_WHAT NEEDS TO BE DONE_. Output the material below unchanged, apart from leaving out the pictures.

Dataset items
——

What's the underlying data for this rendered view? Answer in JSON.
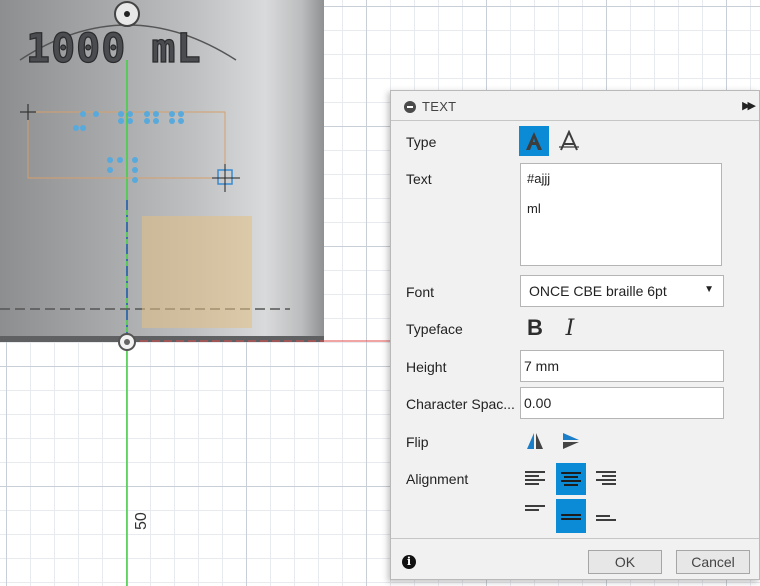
{
  "viewport": {
    "engraved_label": "1000 mL",
    "axis_tick_label": "50",
    "colors": {
      "grid_major": "#c9cfd6",
      "grid_minor": "#e7eaee",
      "green_axis": "#3fd23f",
      "red_axis": "#e24a4a",
      "braille_dots": "#58a9dc",
      "selection_box": "#d4a06a",
      "sketch_fill": "#e2bf83"
    }
  },
  "dialog": {
    "title": "TEXT",
    "type": {
      "label": "Type",
      "options": [
        "fill-text-icon",
        "outline-text-icon"
      ],
      "selected": 0
    },
    "text": {
      "label": "Text",
      "value_lines": [
        "#ajjj",
        "",
        "ml"
      ]
    },
    "font": {
      "label": "Font",
      "value": "ONCE CBE braille 6pt"
    },
    "typeface": {
      "label": "Typeface",
      "bold": "B",
      "italic": "I"
    },
    "height": {
      "label": "Height",
      "value": "7 mm"
    },
    "character_spacing": {
      "label": "Character Spac...",
      "value": "0.00"
    },
    "flip": {
      "label": "Flip"
    },
    "alignment": {
      "label": "Alignment",
      "horizontal_selected": "center",
      "vertical_selected": "middle"
    },
    "footer": {
      "ok": "OK",
      "cancel": "Cancel"
    },
    "accent": "#0b8ad6"
  }
}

——

_EXERCISE SOLUTION_.
What's the underlying data for this rendered view? Answer in JSON.
{
  "viewport": {
    "engraved_label": "1000 mL",
    "axis_tick_label": "50",
    "colors": {
      "grid_major": "#c9cfd6",
      "grid_minor": "#e7eaee",
      "green_axis": "#3fd23f",
      "red_axis": "#e24a4a",
      "braille_dots": "#58a9dc",
      "selection_box": "#d4a06a",
      "sketch_fill": "#e2bf83"
    }
  },
  "dialog": {
    "title": "TEXT",
    "type": {
      "label": "Type",
      "options": [
        "fill-text-icon",
        "outline-text-icon"
      ],
      "selected": 0
    },
    "text": {
      "label": "Text",
      "value_lines": [
        "#ajjj",
        "",
        "ml"
      ]
    },
    "font": {
      "label": "Font",
      "value": "ONCE CBE braille 6pt"
    },
    "typeface": {
      "label": "Typeface",
      "bold": "B",
      "italic": "I"
    },
    "height": {
      "label": "Height",
      "value": "7 mm"
    },
    "character_spacing": {
      "label": "Character Spac...",
      "value": "0.00"
    },
    "flip": {
      "label": "Flip"
    },
    "alignment": {
      "label": "Alignment",
      "horizontal_selected": "center",
      "vertical_selected": "middle"
    },
    "footer": {
      "ok": "OK",
      "cancel": "Cancel"
    },
    "accent": "#0b8ad6"
  }
}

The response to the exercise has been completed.